MATERIAL FOR THIS EXERCISE:
--------

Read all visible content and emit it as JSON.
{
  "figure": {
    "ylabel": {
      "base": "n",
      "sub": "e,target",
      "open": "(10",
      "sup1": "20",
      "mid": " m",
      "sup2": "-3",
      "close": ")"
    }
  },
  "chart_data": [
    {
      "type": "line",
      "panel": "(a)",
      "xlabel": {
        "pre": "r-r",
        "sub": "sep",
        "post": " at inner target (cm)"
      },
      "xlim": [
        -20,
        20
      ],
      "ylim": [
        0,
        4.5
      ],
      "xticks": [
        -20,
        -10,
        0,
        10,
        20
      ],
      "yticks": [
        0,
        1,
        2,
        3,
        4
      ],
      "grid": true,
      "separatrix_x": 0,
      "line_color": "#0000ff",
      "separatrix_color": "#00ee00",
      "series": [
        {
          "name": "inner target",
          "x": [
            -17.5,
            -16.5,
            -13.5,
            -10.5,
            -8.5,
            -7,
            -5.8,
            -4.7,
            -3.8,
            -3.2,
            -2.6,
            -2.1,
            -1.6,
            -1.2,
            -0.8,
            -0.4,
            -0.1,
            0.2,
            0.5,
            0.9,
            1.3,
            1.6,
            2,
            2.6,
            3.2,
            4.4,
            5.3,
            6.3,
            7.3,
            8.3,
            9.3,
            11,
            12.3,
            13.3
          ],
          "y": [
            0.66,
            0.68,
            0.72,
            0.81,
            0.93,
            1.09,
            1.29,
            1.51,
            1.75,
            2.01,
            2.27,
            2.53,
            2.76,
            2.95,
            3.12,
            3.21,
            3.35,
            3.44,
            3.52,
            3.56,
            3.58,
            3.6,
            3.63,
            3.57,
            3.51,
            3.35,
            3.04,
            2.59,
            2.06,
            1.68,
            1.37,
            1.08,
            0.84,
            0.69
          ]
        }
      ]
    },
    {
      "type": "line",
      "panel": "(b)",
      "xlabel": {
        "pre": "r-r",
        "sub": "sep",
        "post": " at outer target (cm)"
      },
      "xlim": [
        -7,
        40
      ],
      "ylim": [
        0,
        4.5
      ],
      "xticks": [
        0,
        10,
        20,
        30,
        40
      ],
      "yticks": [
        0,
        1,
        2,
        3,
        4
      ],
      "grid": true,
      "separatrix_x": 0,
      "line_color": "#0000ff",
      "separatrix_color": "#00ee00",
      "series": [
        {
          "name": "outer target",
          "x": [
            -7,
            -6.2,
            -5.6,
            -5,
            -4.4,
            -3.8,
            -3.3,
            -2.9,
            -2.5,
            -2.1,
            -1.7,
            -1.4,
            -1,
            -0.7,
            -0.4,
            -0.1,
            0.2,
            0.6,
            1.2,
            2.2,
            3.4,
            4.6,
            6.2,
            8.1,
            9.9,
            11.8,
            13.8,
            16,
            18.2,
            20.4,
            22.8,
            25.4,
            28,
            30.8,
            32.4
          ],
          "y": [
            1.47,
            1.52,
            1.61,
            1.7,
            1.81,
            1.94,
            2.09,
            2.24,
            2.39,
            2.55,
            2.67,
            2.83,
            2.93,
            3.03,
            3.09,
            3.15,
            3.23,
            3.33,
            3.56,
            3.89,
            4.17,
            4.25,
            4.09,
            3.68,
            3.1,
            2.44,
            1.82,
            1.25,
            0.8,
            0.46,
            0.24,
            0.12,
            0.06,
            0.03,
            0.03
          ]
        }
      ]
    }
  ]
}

--------

REQUIRED WORK:
Write out the material from the first line to the last, exactly.

TASK RESULT:
Read all visible content and emit it as JSON.
{
  "figure": {
    "ylabel": {
      "base": "n",
      "sub": "e,target",
      "open": "(10",
      "sup1": "20",
      "mid": " m",
      "sup2": "-3",
      "close": ")"
    }
  },
  "chart_data": [
    {
      "type": "line",
      "panel": "(a)",
      "xlabel": {
        "pre": "r-r",
        "sub": "sep",
        "post": " at inner target (cm)"
      },
      "xlim": [
        -20,
        20
      ],
      "ylim": [
        0,
        4.5
      ],
      "xticks": [
        -20,
        -10,
        0,
        10,
        20
      ],
      "yticks": [
        0,
        1,
        2,
        3,
        4
      ],
      "grid": true,
      "separatrix_x": 0,
      "line_color": "#0000ff",
      "separatrix_color": "#00ee00",
      "series": [
        {
          "name": "inner target",
          "x": [
            -17.5,
            -16.5,
            -13.5,
            -10.5,
            -8.5,
            -7,
            -5.8,
            -4.7,
            -3.8,
            -3.2,
            -2.6,
            -2.1,
            -1.6,
            -1.2,
            -0.8,
            -0.4,
            -0.1,
            0.2,
            0.5,
            0.9,
            1.3,
            1.6,
            2,
            2.6,
            3.2,
            4.4,
            5.3,
            6.3,
            7.3,
            8.3,
            9.3,
            11,
            12.3,
            13.3
          ],
          "y": [
            0.66,
            0.68,
            0.72,
            0.81,
            0.93,
            1.09,
            1.29,
            1.51,
            1.75,
            2.01,
            2.27,
            2.53,
            2.76,
            2.95,
            3.12,
            3.21,
            3.35,
            3.44,
            3.52,
            3.56,
            3.58,
            3.6,
            3.63,
            3.57,
            3.51,
            3.35,
            3.04,
            2.59,
            2.06,
            1.68,
            1.37,
            1.08,
            0.84,
            0.69
          ]
        }
      ]
    },
    {
      "type": "line",
      "panel": "(b)",
      "xlabel": {
        "pre": "r-r",
        "sub": "sep",
        "post": " at outer target (cm)"
      },
      "xlim": [
        -7,
        40
      ],
      "ylim": [
        0,
        4.5
      ],
      "xticks": [
        0,
        10,
        20,
        30,
        40
      ],
      "yticks": [
        0,
        1,
        2,
        3,
        4
      ],
      "grid": true,
      "separatrix_x": 0,
      "line_color": "#0000ff",
      "separatrix_color": "#00ee00",
      "series": [
        {
          "name": "outer target",
          "x": [
            -7,
            -6.2,
            -5.6,
            -5,
            -4.4,
            -3.8,
            -3.3,
            -2.9,
            -2.5,
            -2.1,
            -1.7,
            -1.4,
            -1,
            -0.7,
            -0.4,
            -0.1,
            0.2,
            0.6,
            1.2,
            2.2,
            3.4,
            4.6,
            6.2,
            8.1,
            9.9,
            11.8,
            13.8,
            16,
            18.2,
            20.4,
            22.8,
            25.4,
            28,
            30.8,
            32.4
          ],
          "y": [
            1.47,
            1.52,
            1.61,
            1.7,
            1.81,
            1.94,
            2.09,
            2.24,
            2.39,
            2.55,
            2.67,
            2.83,
            2.93,
            3.03,
            3.09,
            3.15,
            3.23,
            3.33,
            3.56,
            3.89,
            4.17,
            4.25,
            4.09,
            3.68,
            3.1,
            2.44,
            1.82,
            1.25,
            0.8,
            0.46,
            0.24,
            0.12,
            0.06,
            0.03,
            0.03
          ]
        }
      ]
    }
  ]
}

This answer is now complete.